▸ **DO THIS**
Look through the data below. Show each line where the string "strength" occurs.

>> start

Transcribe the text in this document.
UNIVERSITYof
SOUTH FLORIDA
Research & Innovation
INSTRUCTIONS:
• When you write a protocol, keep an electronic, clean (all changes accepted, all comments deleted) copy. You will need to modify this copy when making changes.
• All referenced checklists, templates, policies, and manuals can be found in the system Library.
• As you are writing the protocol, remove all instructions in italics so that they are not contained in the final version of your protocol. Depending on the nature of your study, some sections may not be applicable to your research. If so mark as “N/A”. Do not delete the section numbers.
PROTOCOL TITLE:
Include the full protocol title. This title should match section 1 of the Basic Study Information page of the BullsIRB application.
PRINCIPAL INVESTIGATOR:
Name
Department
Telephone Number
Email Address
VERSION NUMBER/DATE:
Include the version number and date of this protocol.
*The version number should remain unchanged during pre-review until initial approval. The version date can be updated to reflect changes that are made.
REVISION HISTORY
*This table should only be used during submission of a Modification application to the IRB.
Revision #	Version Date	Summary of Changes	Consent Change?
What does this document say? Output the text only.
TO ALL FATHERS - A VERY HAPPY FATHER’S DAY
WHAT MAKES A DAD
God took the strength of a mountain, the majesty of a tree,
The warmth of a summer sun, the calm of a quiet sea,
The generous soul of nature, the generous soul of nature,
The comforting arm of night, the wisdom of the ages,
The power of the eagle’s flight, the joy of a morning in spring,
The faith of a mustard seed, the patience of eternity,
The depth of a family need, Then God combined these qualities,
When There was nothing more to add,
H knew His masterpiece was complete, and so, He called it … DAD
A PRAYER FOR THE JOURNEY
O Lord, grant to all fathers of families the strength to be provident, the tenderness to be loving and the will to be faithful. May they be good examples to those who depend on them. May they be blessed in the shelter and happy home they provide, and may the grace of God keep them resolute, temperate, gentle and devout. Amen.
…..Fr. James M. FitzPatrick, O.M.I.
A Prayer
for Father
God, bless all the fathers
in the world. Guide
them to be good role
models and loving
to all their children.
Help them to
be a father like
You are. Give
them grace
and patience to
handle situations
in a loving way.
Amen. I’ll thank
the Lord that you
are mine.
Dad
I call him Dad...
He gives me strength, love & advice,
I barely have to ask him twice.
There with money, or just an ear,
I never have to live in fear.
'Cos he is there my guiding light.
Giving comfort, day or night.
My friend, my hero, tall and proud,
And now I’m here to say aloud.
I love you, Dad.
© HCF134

>> end

▸ **REPLY**
God took the strength of a mountain, the majesty of a tree,
O Lord, grant to all fathers of families the strength to be provident, the tenderness to be loving and the will to be faithful. May they be good examples to those who depend on them. May they be blessed in the shelter and happy home they provide, and may the grace of God keep them resolute, temperate, gentle and devout. Amen.
He gives me strength, love & advice,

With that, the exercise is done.